(Layout coordinate data)
■ ■ ■

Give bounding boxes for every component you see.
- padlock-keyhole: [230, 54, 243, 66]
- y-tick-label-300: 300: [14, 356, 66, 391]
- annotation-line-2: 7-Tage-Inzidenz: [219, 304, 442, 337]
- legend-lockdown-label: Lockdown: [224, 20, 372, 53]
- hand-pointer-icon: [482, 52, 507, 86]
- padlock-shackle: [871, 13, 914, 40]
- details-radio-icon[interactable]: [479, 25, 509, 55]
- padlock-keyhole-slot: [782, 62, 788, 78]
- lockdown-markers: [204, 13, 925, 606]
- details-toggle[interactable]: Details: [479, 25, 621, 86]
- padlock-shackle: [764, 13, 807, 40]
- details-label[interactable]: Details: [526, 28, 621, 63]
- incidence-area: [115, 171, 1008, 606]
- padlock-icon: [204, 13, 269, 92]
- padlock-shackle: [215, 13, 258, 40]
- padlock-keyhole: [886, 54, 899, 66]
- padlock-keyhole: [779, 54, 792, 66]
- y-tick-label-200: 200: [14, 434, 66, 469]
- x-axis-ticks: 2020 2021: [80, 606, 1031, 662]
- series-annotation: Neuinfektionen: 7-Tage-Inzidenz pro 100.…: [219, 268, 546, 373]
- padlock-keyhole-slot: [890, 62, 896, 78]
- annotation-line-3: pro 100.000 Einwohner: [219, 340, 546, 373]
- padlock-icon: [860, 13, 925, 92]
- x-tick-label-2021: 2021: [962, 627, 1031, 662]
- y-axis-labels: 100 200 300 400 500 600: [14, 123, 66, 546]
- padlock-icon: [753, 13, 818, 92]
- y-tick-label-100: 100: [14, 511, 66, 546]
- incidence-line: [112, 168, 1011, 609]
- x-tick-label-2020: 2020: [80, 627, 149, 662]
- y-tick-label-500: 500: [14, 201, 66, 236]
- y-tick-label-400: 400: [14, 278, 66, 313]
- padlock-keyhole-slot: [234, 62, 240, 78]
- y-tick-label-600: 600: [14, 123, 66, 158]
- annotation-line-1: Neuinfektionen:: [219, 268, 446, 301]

■ ■ ■

Rewrite all the entries above, swapping "padlock-shackle" for "lock-shackle" wherever it appears and leaving every other character unchanged.

Give bounding boxes for every component you see.
- padlock-keyhole: [230, 54, 243, 66]
- y-tick-label-300: 300: [14, 356, 66, 391]
- annotation-line-2: 7-Tage-Inzidenz: [219, 304, 442, 337]
- legend-lockdown-label: Lockdown: [224, 20, 372, 53]
- hand-pointer-icon: [482, 52, 507, 86]
- lock-shackle: [871, 13, 914, 40]
- details-radio-icon[interactable]: [479, 25, 509, 55]
- padlock-keyhole-slot: [782, 62, 788, 78]
- lockdown-markers: [204, 13, 925, 606]
- details-toggle[interactable]: Details: [479, 25, 621, 86]
- lock-shackle: [764, 13, 807, 40]
- details-label[interactable]: Details: [526, 28, 621, 63]
- incidence-area: [115, 171, 1008, 606]
- padlock-icon: [204, 13, 269, 92]
- lock-shackle: [215, 13, 258, 40]
- padlock-keyhole: [886, 54, 899, 66]
- padlock-keyhole: [779, 54, 792, 66]
- y-tick-label-200: 200: [14, 434, 66, 469]
- x-axis-ticks: 2020 2021: [80, 606, 1031, 662]
- series-annotation: Neuinfektionen: 7-Tage-Inzidenz pro 100.…: [219, 268, 546, 373]
- padlock-keyhole-slot: [890, 62, 896, 78]
- annotation-line-3: pro 100.000 Einwohner: [219, 340, 546, 373]
- padlock-icon: [860, 13, 925, 92]
- x-tick-label-2021: 2021: [962, 627, 1031, 662]
- y-axis-labels: 100 200 300 400 500 600: [14, 123, 66, 546]
- padlock-icon: [753, 13, 818, 92]
- y-tick-label-100: 100: [14, 511, 66, 546]
- incidence-line: [112, 168, 1011, 609]
- x-tick-label-2020: 2020: [80, 627, 149, 662]
- y-tick-label-500: 500: [14, 201, 66, 236]
- y-tick-label-400: 400: [14, 278, 66, 313]
- padlock-keyhole-slot: [234, 62, 240, 78]
- y-tick-label-600: 600: [14, 123, 66, 158]
- annotation-line-1: Neuinfektionen:: [219, 268, 446, 301]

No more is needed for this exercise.